Only lines with the word "title" are needed; collect each of them from the listing below.

-------- Input data

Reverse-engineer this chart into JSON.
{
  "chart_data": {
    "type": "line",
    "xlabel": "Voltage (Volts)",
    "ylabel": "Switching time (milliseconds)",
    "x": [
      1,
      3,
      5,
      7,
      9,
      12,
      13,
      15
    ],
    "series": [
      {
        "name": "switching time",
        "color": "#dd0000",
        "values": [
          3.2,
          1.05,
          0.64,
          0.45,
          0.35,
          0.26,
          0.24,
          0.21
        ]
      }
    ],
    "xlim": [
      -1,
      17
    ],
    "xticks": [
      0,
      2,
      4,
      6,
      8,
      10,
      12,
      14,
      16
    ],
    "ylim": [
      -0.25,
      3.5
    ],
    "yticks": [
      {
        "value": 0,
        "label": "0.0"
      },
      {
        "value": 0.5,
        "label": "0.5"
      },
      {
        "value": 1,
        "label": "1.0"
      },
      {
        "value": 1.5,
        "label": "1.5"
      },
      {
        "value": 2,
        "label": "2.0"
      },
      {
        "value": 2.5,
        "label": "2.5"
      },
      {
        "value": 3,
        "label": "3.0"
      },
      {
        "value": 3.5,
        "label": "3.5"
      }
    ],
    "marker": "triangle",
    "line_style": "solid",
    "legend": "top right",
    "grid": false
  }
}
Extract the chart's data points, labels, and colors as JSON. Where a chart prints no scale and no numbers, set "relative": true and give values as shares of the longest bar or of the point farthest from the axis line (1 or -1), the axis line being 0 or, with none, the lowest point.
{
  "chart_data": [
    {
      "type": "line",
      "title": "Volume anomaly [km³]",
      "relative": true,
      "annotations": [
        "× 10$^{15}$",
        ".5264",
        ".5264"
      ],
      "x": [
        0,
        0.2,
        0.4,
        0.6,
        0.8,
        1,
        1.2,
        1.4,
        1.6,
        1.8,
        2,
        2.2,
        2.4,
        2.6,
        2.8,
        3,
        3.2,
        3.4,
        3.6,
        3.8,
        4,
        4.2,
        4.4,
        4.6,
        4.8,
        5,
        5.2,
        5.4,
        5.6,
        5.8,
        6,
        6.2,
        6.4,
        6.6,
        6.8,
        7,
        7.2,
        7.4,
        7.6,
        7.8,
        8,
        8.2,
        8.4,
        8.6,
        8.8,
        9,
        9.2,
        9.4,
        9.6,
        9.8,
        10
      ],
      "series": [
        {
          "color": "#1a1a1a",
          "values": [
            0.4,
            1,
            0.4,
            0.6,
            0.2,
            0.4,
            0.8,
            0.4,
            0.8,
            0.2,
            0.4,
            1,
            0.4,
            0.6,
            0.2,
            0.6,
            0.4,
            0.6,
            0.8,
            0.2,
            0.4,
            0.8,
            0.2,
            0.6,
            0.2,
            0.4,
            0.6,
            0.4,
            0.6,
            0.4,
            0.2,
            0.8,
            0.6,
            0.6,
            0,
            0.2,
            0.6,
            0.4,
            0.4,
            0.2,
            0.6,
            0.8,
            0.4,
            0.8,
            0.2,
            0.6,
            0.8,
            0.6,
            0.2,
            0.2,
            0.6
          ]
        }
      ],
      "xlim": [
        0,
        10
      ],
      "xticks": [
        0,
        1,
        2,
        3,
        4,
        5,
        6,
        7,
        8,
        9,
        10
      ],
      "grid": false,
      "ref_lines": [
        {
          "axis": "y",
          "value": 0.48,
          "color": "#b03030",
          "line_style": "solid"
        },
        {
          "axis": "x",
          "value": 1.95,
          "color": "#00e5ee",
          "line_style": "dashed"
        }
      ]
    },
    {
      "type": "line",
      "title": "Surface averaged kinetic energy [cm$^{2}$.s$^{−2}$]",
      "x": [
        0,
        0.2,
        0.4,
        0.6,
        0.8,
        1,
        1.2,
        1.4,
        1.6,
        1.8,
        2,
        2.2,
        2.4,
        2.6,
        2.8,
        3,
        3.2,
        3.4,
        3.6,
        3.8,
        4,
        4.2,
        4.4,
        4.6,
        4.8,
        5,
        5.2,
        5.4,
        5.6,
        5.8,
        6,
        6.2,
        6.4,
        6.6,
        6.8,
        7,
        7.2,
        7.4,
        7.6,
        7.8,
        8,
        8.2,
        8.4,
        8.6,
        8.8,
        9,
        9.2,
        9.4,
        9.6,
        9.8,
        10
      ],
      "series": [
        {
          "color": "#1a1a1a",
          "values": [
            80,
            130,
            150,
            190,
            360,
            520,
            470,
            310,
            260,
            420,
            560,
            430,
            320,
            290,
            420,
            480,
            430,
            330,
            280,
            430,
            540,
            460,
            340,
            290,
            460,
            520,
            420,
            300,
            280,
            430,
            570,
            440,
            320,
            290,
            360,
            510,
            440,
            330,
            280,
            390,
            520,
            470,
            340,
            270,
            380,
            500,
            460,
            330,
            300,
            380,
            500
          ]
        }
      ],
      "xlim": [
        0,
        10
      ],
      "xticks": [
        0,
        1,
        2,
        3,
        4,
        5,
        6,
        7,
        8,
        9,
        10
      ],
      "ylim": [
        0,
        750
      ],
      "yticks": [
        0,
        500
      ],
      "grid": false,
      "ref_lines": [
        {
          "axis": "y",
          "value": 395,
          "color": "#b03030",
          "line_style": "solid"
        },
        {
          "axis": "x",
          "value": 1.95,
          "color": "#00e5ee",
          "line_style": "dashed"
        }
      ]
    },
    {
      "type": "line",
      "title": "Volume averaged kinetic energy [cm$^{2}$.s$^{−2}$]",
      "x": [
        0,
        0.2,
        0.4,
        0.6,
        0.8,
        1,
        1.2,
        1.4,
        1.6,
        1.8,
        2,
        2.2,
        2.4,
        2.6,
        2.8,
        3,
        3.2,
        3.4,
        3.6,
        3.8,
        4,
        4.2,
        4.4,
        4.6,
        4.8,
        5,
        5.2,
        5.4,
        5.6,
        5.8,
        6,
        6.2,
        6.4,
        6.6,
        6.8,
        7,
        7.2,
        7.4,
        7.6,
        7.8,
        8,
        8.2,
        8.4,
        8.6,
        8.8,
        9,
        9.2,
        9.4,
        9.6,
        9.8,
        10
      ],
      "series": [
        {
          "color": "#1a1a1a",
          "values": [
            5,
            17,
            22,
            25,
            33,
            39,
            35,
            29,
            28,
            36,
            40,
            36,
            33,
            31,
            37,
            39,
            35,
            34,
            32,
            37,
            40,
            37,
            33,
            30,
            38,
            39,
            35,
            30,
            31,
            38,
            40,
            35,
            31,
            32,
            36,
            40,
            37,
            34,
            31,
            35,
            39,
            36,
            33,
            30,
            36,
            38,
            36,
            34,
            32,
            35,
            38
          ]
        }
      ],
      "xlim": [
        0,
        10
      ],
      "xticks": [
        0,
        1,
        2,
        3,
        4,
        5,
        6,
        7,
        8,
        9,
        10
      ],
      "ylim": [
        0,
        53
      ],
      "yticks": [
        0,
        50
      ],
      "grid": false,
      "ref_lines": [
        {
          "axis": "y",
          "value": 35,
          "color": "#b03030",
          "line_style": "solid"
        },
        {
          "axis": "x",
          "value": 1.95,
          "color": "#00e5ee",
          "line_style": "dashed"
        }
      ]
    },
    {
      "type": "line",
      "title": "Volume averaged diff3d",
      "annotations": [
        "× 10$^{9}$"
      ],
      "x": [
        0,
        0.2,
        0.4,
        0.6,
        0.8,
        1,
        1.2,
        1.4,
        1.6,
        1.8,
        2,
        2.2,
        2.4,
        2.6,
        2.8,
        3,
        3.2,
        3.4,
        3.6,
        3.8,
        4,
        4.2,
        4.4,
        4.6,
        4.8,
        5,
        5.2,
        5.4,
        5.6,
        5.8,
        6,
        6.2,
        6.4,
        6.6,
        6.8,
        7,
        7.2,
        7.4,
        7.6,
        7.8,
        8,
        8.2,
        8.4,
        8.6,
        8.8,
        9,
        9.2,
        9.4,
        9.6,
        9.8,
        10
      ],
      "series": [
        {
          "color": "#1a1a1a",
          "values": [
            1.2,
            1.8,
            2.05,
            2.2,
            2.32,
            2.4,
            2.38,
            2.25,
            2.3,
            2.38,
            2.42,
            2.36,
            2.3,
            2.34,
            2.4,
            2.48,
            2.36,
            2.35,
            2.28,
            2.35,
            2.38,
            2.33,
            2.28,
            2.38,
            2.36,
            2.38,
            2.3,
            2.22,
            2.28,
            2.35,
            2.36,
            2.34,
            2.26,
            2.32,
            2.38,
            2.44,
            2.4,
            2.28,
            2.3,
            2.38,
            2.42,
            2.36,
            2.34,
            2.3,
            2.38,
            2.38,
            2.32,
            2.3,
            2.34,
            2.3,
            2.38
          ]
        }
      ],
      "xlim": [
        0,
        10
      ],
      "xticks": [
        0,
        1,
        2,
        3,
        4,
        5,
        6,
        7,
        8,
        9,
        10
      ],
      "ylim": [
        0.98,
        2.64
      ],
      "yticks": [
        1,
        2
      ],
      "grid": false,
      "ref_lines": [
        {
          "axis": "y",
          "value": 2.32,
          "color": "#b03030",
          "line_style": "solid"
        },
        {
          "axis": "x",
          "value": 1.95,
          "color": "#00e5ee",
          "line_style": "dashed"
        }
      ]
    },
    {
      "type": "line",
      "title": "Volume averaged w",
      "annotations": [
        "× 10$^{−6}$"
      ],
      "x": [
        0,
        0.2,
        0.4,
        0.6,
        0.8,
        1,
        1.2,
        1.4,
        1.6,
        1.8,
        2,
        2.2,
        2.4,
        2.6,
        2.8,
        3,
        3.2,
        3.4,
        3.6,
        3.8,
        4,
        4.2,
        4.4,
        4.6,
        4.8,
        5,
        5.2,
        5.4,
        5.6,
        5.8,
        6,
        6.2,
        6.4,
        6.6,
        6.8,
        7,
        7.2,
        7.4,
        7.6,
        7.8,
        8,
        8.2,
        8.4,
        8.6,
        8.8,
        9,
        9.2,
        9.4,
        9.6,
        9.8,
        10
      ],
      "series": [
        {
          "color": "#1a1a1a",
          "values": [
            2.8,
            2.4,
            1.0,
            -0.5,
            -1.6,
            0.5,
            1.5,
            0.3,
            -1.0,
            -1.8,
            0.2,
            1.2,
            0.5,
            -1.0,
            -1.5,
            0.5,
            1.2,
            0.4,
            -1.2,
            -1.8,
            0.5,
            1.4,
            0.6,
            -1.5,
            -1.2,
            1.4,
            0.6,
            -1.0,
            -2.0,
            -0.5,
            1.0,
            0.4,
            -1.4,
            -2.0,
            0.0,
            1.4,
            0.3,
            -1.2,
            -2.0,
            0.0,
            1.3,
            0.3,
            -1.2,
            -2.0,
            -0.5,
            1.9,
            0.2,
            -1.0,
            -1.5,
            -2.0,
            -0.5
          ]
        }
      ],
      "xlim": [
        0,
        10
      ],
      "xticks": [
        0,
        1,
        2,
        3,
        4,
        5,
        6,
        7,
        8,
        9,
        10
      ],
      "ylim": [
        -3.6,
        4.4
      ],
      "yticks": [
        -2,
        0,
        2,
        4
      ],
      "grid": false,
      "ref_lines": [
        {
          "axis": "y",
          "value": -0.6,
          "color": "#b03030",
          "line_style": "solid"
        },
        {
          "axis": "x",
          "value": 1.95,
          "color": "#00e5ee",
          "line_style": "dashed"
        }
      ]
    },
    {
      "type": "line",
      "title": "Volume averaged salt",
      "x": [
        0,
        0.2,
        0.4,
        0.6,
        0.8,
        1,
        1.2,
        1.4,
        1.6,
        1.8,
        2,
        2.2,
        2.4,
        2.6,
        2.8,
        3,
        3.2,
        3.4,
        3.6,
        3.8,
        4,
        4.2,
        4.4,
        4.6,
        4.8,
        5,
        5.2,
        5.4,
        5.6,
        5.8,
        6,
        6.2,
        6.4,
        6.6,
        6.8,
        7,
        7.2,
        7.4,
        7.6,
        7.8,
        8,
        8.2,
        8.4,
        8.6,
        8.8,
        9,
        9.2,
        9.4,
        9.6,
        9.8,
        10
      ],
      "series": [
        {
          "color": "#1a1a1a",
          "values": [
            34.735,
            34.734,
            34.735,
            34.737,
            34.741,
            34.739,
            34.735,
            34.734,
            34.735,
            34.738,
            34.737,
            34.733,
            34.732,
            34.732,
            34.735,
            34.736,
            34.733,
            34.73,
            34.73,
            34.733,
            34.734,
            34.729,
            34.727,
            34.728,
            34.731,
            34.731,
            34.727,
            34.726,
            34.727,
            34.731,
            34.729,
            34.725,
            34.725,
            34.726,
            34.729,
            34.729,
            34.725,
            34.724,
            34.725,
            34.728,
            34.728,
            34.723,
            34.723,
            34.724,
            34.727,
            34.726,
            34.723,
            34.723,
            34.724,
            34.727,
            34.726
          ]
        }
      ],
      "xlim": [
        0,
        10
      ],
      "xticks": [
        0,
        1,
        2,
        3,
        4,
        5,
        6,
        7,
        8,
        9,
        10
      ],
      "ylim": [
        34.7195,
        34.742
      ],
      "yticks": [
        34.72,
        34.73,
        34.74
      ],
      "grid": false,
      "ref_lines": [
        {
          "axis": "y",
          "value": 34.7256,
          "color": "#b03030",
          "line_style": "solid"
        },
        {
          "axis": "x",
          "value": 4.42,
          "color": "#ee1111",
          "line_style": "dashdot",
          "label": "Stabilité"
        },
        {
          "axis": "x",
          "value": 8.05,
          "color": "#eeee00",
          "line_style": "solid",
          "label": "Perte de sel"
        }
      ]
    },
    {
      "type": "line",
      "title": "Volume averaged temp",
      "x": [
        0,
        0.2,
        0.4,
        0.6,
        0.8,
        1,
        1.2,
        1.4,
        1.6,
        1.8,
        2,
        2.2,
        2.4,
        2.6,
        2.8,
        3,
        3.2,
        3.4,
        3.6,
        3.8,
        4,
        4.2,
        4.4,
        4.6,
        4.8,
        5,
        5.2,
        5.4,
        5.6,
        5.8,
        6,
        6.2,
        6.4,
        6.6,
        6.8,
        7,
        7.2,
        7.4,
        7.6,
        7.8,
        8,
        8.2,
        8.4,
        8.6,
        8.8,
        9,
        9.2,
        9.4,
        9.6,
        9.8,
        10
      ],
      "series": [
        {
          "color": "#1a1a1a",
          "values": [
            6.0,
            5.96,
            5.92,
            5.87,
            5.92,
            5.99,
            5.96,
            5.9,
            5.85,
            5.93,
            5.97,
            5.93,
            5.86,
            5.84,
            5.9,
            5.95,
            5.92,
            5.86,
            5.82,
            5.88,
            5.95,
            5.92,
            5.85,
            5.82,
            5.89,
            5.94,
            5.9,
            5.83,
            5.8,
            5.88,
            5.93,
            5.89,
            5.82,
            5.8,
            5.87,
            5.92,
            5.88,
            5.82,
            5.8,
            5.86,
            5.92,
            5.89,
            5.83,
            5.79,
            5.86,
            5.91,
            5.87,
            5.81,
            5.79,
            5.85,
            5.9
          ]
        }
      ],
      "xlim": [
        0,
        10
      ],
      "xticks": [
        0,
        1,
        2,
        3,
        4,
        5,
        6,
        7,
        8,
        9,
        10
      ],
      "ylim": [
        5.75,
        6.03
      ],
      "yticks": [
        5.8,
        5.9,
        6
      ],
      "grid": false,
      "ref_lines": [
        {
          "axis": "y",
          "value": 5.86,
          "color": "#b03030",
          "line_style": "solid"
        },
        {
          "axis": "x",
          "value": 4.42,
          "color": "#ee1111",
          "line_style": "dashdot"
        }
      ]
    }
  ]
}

----------------

» Correct output
      "title": "Volume anomaly [km³]",
      "title": "Surface averaged kinetic energy [cm$^{2}$.s$^{−2}$]",
      "title": "Volume averaged kinetic energy [cm$^{2}$.s$^{−2}$]",
      "title": "Volume averaged diff3d",
      "title": "Volume averaged w",
      "title": "Volume averaged salt",
      "title": "Volume averaged temp",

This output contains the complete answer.